#### Task input ####
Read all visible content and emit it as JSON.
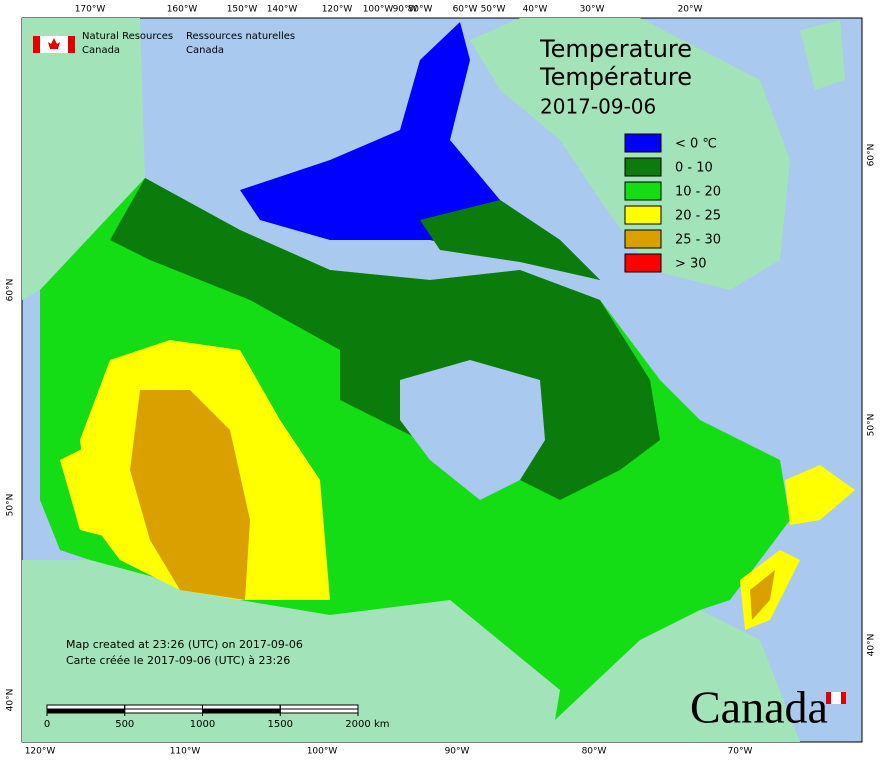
{
  "header": {
    "agency_en": [
      "Natural Resources",
      "Canada"
    ],
    "agency_fr": [
      "Ressources naturelles",
      "Canada"
    ]
  },
  "title": [
    "Temperature",
    "Température",
    "2017-09-06"
  ],
  "legend": [
    {
      "label": "< 0 ℃",
      "color": "#0000ff"
    },
    {
      "label": "0 - 10",
      "color": "#0b7b0b"
    },
    {
      "label": "10 - 20",
      "color": "#15dd15"
    },
    {
      "label": "20 - 25",
      "color": "#ffff00"
    },
    {
      "label": "25 - 30",
      "color": "#daa000"
    },
    {
      "label": "> 30",
      "color": "#ff0000"
    }
  ],
  "graticule": {
    "top": [
      "170°W",
      "160°W",
      "150°W",
      "140°W",
      "120°W",
      "100°W",
      "90°W",
      "80°W",
      "60°W",
      "50°W",
      "40°W",
      "30°W",
      "20°W"
    ],
    "bottom": [
      "120°W",
      "110°W",
      "100°W",
      "90°W",
      "80°W",
      "70°W"
    ],
    "left": [
      "60°N",
      "50°N",
      "40°N"
    ],
    "right": [
      "60°N",
      "50°N",
      "40°N"
    ]
  },
  "footer": [
    "Map created at 23:26 (UTC) on 2017-09-06",
    "Carte créée le 2017-09-06 (UTC) à 23:26"
  ],
  "scale_bar": {
    "ticks": [
      0,
      500,
      1000,
      1500,
      2000
    ],
    "unit": "km"
  },
  "wordmark": "Canada"
}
####
* [Short task]:
Lines containing the string "color" are to be selected and copied.

* [Output]:
      "color": "#0000ff"
      "color": "#0b7b0b"
      "color": "#15dd15"
      "color": "#ffff00"
      "color": "#daa000"
      "color": "#ff0000"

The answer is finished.